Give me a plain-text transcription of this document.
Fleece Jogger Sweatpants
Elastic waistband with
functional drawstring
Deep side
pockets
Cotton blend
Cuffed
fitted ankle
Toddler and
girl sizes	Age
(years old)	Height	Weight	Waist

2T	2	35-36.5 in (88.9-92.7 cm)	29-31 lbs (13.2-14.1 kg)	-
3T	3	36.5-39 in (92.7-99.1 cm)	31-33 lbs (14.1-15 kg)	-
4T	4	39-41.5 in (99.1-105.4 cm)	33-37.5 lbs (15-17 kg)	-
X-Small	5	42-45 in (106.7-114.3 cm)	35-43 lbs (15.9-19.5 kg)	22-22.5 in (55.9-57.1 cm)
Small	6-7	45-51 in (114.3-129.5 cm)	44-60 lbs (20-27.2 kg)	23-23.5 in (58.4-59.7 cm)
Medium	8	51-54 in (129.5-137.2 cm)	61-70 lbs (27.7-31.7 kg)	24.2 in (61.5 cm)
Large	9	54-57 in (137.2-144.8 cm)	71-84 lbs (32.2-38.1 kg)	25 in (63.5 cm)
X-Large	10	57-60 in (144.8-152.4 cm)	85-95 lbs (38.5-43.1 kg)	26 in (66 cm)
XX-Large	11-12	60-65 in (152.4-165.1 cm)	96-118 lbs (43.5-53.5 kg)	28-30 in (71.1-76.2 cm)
----
● **Exercise prompt**:
Extract all lines as given.

● **Worked solution**:
Give me a plain-text transcription of this document.
Fleece Jogger Sweatpants
Elastic waistband with
functional drawstring
Deep side
pockets
Cotton blend
Cuffed
fitted ankle
Toddler and
girl sizes	Age
(years old)	Height	Weight	Waist

2T	2	35-36.5 in (88.9-92.7 cm)	29-31 lbs (13.2-14.1 kg)	-
3T	3	36.5-39 in (92.7-99.1 cm)	31-33 lbs (14.1-15 kg)	-
4T	4	39-41.5 in (99.1-105.4 cm)	33-37.5 lbs (15-17 kg)	-
X-Small	5	42-45 in (106.7-114.3 cm)	35-43 lbs (15.9-19.5 kg)	22-22.5 in (55.9-57.1 cm)
Small	6-7	45-51 in (114.3-129.5 cm)	44-60 lbs (20-27.2 kg)	23-23.5 in (58.4-59.7 cm)
Medium	8	51-54 in (129.5-137.2 cm)	61-70 lbs (27.7-31.7 kg)	24.2 in (61.5 cm)
Large	9	54-57 in (137.2-144.8 cm)	71-84 lbs (32.2-38.1 kg)	25 in (63.5 cm)
X-Large	10	57-60 in (144.8-152.4 cm)	85-95 lbs (38.5-43.1 kg)	26 in (66 cm)
XX-Large	11-12	60-65 in (152.4-165.1 cm)	96-118 lbs (43.5-53.5 kg)	28-30 in (71.1-76.2 cm)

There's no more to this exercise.